=== TASK BRIEF ===
Examine each line of the data. Copy those that contain the string "JSON".

□ □ □

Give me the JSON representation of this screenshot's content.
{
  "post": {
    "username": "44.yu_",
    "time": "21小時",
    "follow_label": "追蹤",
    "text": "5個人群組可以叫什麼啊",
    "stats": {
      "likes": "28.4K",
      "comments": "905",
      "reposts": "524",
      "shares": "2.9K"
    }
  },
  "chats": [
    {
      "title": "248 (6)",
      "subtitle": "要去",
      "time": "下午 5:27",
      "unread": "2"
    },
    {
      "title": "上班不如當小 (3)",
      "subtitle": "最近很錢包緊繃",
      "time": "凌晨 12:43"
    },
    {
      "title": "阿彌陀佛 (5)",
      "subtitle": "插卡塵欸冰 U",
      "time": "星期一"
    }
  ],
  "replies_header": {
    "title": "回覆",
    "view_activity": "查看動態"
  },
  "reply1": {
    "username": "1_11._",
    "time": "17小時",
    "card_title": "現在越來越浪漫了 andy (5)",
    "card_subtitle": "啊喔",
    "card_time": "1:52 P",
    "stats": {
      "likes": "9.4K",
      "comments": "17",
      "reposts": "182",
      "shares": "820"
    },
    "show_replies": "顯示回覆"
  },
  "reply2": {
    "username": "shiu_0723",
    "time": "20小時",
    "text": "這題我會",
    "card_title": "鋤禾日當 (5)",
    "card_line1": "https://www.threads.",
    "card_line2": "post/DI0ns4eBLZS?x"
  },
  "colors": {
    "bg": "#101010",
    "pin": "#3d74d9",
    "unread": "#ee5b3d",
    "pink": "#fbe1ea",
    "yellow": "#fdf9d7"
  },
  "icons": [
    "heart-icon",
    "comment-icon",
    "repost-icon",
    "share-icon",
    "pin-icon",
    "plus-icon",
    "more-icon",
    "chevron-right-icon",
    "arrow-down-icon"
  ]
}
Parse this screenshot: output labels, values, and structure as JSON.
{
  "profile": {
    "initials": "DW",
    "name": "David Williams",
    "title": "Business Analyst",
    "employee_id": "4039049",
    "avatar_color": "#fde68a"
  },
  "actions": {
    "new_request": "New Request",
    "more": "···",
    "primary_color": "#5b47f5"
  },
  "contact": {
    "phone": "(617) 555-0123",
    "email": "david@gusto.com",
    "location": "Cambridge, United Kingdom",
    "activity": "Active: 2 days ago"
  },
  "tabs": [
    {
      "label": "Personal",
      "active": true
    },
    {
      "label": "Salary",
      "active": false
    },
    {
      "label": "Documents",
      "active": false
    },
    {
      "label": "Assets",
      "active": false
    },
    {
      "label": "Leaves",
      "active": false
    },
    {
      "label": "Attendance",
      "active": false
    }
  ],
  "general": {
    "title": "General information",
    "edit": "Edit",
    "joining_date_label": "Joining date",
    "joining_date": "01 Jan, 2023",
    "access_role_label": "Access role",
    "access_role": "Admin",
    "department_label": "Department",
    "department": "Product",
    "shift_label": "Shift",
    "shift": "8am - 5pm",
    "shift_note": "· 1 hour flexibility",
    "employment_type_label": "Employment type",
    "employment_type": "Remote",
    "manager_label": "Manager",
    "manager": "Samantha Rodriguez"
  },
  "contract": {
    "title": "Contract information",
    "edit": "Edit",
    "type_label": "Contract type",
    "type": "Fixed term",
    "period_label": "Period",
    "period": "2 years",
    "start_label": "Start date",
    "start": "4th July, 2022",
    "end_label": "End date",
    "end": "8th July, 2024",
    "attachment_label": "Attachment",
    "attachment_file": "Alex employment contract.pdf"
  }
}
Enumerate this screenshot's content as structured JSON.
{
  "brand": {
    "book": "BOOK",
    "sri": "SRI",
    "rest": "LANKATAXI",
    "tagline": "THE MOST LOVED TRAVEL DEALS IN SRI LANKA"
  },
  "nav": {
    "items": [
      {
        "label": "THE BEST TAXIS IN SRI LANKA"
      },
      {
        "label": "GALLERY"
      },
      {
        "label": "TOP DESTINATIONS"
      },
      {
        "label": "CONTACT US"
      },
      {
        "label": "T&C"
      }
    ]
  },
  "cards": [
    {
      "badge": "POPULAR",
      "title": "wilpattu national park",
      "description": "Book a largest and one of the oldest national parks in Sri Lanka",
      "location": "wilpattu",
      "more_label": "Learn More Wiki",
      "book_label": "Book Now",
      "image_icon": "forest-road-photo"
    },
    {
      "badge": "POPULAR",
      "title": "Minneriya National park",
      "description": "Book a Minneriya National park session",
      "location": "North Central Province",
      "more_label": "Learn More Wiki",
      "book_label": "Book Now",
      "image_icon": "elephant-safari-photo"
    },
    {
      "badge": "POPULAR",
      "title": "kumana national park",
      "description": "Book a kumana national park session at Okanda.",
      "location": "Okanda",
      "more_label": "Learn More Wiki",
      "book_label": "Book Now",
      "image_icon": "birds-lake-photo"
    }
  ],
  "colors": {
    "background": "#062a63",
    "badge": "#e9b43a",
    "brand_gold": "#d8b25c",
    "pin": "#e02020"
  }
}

□ □ □

=== FULL OUTPUT ===
Give me the JSON representation of this screenshot's content.
Parse this screenshot: output labels, values, and structure as JSON.
Enumerate this screenshot's content as structured JSON.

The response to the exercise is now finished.